Task brief – Answer with one number: how many lines hold the string "home".

Data provided –
::::::
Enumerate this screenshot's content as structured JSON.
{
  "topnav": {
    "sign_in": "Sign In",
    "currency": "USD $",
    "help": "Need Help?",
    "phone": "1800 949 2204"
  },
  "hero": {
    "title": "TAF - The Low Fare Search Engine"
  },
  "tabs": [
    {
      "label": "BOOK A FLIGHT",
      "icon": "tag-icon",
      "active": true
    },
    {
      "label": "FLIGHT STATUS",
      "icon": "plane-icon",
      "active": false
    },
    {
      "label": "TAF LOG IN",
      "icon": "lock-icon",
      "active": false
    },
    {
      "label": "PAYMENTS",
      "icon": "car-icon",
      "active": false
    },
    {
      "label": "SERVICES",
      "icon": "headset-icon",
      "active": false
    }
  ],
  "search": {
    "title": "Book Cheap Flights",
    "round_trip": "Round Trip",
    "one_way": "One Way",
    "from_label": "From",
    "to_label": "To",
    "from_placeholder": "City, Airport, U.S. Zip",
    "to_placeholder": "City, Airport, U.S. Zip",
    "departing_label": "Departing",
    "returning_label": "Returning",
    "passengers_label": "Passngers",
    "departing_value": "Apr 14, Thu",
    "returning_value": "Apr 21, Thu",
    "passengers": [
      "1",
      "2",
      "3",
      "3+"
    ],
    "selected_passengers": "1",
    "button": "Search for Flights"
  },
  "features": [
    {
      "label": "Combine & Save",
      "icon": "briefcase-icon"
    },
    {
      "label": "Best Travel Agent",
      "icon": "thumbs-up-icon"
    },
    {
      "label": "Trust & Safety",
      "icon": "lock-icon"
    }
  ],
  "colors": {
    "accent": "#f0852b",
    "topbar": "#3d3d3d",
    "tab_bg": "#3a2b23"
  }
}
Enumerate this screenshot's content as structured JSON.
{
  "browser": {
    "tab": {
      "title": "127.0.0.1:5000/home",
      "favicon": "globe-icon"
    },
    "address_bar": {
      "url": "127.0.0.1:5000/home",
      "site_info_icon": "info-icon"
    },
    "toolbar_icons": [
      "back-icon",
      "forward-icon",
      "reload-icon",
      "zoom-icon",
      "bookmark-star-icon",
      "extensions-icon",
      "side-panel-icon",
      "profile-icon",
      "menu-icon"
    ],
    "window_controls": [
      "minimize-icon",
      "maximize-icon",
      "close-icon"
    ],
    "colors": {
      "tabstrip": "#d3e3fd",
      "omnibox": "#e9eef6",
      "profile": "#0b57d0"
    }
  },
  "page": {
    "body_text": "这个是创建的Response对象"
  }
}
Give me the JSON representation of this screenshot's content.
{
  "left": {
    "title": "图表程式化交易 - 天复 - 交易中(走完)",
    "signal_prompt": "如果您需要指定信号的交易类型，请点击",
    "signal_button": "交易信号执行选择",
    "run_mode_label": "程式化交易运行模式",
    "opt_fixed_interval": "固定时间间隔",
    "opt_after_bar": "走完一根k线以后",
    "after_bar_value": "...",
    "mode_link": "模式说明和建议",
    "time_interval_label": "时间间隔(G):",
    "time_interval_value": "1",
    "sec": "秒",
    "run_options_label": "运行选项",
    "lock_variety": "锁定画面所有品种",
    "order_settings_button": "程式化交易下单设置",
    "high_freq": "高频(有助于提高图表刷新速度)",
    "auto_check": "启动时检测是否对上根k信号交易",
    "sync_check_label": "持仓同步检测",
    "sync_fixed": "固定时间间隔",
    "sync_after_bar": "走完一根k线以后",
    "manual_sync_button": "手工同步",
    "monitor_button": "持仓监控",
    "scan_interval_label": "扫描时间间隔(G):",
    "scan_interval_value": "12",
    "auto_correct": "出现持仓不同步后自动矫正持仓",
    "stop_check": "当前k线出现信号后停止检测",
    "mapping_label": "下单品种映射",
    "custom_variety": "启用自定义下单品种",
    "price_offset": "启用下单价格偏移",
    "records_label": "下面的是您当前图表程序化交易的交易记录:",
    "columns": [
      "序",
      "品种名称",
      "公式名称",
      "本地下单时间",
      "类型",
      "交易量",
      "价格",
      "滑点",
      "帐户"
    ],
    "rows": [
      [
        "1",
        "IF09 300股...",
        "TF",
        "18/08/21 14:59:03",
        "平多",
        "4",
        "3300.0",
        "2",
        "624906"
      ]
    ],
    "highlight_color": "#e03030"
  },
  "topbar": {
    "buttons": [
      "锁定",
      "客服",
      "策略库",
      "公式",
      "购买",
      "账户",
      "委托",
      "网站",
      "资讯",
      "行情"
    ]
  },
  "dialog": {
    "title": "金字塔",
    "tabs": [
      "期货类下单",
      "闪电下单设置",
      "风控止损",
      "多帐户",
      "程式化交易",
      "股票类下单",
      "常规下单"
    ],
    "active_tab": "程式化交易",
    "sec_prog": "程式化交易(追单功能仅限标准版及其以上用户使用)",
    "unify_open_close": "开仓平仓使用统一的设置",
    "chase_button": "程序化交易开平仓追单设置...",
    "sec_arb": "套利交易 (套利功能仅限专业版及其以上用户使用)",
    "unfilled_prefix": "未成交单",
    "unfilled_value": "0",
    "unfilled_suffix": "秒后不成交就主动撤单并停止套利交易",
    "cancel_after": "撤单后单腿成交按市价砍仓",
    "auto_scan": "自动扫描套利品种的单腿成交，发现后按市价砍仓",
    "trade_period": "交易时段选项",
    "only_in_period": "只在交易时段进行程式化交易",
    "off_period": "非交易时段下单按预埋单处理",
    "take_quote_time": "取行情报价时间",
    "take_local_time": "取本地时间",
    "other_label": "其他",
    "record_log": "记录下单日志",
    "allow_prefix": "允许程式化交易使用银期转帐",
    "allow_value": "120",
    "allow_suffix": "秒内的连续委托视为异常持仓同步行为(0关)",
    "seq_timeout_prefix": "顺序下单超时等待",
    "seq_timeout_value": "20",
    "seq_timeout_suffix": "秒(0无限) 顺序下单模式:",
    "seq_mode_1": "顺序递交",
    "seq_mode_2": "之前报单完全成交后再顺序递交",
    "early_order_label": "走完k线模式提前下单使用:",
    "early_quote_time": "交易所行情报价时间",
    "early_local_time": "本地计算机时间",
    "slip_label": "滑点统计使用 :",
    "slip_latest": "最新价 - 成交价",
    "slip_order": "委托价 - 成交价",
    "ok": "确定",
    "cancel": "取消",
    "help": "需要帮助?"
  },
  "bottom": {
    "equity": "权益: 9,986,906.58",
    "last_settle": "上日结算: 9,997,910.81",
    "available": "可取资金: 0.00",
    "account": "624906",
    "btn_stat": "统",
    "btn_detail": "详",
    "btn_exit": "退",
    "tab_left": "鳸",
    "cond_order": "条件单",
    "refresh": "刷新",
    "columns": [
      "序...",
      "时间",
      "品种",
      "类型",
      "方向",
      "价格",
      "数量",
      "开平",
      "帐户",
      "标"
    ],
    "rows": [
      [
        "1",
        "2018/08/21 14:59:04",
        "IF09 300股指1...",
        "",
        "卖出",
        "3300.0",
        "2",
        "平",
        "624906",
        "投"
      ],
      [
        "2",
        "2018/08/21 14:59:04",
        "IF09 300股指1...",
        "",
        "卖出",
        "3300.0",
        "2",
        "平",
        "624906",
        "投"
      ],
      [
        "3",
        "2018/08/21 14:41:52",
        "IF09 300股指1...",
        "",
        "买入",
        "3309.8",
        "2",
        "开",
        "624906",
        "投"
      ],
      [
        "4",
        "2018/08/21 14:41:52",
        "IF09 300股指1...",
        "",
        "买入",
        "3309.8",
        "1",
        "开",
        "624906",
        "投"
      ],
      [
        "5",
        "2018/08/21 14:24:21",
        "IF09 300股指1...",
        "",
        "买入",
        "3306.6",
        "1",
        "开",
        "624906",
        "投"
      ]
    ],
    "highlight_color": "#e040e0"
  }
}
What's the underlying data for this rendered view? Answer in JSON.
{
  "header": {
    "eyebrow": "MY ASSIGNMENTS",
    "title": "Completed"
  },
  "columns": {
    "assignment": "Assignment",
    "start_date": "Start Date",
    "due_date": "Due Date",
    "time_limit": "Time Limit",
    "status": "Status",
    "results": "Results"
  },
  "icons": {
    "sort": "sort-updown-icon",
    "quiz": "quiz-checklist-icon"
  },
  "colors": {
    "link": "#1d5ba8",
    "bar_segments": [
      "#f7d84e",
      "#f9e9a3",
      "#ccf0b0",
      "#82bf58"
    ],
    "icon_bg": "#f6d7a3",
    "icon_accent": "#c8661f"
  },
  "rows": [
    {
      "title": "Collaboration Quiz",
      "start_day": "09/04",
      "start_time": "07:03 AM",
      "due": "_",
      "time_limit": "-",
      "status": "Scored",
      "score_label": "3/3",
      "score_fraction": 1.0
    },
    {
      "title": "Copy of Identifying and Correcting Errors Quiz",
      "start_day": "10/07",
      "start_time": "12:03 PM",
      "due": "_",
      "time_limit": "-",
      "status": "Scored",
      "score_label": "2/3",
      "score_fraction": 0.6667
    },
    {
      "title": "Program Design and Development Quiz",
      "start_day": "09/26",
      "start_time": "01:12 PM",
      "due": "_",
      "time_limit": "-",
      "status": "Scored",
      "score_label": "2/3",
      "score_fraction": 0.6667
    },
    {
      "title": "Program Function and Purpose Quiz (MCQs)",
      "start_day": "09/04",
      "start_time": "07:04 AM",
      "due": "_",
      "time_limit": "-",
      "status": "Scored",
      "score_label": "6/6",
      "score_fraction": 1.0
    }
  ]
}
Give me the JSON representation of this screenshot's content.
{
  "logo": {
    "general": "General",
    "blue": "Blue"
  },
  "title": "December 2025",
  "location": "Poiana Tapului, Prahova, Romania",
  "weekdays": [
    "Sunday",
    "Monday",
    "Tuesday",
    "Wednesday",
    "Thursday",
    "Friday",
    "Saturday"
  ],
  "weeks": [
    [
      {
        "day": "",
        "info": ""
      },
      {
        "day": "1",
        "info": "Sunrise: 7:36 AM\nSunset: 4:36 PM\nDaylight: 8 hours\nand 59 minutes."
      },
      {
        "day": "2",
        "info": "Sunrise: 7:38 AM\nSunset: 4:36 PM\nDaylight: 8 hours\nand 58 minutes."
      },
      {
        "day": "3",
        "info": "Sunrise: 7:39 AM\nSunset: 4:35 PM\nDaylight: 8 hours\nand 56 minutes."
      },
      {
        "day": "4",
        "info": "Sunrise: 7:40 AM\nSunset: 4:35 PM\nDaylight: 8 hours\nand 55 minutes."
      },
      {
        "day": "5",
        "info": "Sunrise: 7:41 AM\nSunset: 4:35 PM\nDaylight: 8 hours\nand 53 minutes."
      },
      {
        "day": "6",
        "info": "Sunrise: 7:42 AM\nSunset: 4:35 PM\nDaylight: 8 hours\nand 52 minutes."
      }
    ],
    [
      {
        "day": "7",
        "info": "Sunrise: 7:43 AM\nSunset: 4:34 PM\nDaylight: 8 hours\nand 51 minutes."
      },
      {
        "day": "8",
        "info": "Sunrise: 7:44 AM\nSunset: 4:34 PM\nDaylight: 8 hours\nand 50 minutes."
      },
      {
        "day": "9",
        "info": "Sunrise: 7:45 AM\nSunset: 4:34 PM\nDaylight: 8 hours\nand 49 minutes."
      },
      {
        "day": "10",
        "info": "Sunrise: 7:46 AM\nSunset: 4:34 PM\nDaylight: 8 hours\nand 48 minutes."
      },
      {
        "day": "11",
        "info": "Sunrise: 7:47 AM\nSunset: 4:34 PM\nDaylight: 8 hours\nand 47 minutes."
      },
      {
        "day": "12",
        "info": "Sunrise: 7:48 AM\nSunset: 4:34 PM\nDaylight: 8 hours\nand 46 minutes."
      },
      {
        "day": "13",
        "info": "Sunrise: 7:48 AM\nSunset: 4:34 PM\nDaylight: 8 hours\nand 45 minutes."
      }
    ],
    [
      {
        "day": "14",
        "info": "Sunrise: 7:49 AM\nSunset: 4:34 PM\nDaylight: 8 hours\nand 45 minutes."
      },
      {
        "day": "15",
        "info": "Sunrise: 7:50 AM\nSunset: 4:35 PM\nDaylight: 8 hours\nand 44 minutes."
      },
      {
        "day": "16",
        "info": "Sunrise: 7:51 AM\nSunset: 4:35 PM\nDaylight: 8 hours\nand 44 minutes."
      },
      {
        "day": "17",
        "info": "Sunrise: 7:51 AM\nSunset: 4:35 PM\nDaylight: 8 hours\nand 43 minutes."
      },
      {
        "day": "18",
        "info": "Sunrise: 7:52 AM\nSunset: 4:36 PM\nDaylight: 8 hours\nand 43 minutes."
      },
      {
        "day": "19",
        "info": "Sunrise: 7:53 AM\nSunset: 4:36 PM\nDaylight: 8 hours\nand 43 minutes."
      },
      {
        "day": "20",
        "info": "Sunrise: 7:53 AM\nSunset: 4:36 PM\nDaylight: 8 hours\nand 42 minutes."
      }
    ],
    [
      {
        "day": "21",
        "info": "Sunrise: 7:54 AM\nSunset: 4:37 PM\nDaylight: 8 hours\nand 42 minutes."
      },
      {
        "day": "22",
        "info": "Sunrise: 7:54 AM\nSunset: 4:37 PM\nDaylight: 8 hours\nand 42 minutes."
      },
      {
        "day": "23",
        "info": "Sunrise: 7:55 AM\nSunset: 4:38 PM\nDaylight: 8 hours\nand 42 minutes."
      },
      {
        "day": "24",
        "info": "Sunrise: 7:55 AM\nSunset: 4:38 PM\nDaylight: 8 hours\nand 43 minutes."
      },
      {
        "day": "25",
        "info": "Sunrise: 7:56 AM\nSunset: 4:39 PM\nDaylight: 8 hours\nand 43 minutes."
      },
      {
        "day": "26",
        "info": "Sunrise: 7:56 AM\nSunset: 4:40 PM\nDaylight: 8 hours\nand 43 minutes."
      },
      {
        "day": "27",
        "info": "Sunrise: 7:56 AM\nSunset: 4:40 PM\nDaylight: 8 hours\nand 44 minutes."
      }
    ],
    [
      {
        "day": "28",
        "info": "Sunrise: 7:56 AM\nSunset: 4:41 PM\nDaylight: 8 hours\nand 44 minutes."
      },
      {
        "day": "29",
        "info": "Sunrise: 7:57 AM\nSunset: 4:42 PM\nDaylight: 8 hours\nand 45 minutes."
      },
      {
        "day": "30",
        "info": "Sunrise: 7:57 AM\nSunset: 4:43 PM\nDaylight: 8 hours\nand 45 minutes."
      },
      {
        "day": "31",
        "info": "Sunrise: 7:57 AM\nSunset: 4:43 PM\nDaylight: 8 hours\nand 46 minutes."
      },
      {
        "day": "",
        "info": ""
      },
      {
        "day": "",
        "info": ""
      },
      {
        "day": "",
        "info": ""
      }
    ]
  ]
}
::::::
The solution – 2